Directions = Reproduce the listing below verbatim, starting with its first line and ending with the line that contains "heatmap-cell xyxy=(154,351,161,357)". Include both of those lines and print nothing beyond them.

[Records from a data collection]
● ● ●
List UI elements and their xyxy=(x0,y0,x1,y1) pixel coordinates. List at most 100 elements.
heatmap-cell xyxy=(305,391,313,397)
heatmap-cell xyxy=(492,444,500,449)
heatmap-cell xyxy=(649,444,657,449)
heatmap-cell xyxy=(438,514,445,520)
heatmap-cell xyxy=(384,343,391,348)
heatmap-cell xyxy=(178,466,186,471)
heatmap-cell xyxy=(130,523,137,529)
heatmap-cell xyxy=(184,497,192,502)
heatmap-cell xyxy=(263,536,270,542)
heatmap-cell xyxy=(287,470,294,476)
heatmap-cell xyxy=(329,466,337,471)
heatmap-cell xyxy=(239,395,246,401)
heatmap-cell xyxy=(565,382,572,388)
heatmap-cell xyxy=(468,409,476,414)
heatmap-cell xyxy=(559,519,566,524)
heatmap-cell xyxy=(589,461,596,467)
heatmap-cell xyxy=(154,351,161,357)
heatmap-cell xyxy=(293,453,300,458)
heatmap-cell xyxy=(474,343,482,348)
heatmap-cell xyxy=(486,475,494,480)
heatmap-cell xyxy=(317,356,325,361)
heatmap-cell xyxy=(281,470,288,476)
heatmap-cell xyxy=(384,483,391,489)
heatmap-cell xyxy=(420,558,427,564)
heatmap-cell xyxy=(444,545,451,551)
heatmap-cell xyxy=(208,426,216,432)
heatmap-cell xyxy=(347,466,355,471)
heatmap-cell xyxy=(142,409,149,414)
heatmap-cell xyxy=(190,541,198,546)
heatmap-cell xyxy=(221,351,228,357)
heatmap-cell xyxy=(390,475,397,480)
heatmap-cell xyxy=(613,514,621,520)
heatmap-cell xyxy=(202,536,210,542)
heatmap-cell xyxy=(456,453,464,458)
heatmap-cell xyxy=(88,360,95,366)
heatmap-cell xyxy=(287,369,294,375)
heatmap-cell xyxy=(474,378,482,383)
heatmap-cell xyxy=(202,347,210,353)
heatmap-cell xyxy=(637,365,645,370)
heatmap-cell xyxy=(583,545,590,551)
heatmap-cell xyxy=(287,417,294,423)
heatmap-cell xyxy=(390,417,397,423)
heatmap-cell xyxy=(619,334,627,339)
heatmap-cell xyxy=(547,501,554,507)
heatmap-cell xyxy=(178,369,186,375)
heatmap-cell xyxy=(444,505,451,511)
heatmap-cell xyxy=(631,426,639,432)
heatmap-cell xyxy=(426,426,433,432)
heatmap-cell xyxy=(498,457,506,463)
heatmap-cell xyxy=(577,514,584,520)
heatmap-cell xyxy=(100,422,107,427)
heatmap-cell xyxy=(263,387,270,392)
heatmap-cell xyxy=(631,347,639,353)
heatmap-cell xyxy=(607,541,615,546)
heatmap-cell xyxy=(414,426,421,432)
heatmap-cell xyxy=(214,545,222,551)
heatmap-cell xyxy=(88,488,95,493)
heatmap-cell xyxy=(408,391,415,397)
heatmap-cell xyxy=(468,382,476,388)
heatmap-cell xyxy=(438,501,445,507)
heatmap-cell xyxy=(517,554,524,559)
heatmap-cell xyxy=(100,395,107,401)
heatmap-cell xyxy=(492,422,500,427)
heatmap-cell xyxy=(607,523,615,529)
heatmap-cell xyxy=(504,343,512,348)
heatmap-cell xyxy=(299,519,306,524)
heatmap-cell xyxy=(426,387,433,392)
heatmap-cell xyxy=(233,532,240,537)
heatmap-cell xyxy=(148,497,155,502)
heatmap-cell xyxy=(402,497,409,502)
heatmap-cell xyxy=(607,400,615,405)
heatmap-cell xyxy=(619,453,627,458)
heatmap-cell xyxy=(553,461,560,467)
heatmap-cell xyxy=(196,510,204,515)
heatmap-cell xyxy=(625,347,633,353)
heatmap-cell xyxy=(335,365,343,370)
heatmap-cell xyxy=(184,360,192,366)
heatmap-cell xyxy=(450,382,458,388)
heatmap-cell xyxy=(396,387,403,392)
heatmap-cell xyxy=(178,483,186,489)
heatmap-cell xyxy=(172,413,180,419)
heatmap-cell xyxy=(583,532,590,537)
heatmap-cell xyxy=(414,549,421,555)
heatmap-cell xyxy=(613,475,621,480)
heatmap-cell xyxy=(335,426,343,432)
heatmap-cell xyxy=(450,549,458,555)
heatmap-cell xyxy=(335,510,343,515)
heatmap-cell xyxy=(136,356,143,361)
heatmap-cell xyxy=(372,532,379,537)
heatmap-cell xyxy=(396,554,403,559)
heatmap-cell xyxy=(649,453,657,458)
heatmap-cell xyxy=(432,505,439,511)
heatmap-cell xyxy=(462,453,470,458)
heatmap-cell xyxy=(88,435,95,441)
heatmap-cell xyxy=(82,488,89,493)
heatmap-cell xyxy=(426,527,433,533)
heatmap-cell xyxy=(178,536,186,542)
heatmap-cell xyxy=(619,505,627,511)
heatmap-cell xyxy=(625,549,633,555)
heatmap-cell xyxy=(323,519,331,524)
● ● ●
Task output =
List UI elements and their xyxy=(x0,y0,x1,y1) pixel coordinates. List at most 100 elements.
heatmap-cell xyxy=(305,391,313,397)
heatmap-cell xyxy=(492,444,500,449)
heatmap-cell xyxy=(649,444,657,449)
heatmap-cell xyxy=(438,514,445,520)
heatmap-cell xyxy=(384,343,391,348)
heatmap-cell xyxy=(178,466,186,471)
heatmap-cell xyxy=(130,523,137,529)
heatmap-cell xyxy=(184,497,192,502)
heatmap-cell xyxy=(263,536,270,542)
heatmap-cell xyxy=(287,470,294,476)
heatmap-cell xyxy=(329,466,337,471)
heatmap-cell xyxy=(239,395,246,401)
heatmap-cell xyxy=(565,382,572,388)
heatmap-cell xyxy=(468,409,476,414)
heatmap-cell xyxy=(559,519,566,524)
heatmap-cell xyxy=(589,461,596,467)
heatmap-cell xyxy=(154,351,161,357)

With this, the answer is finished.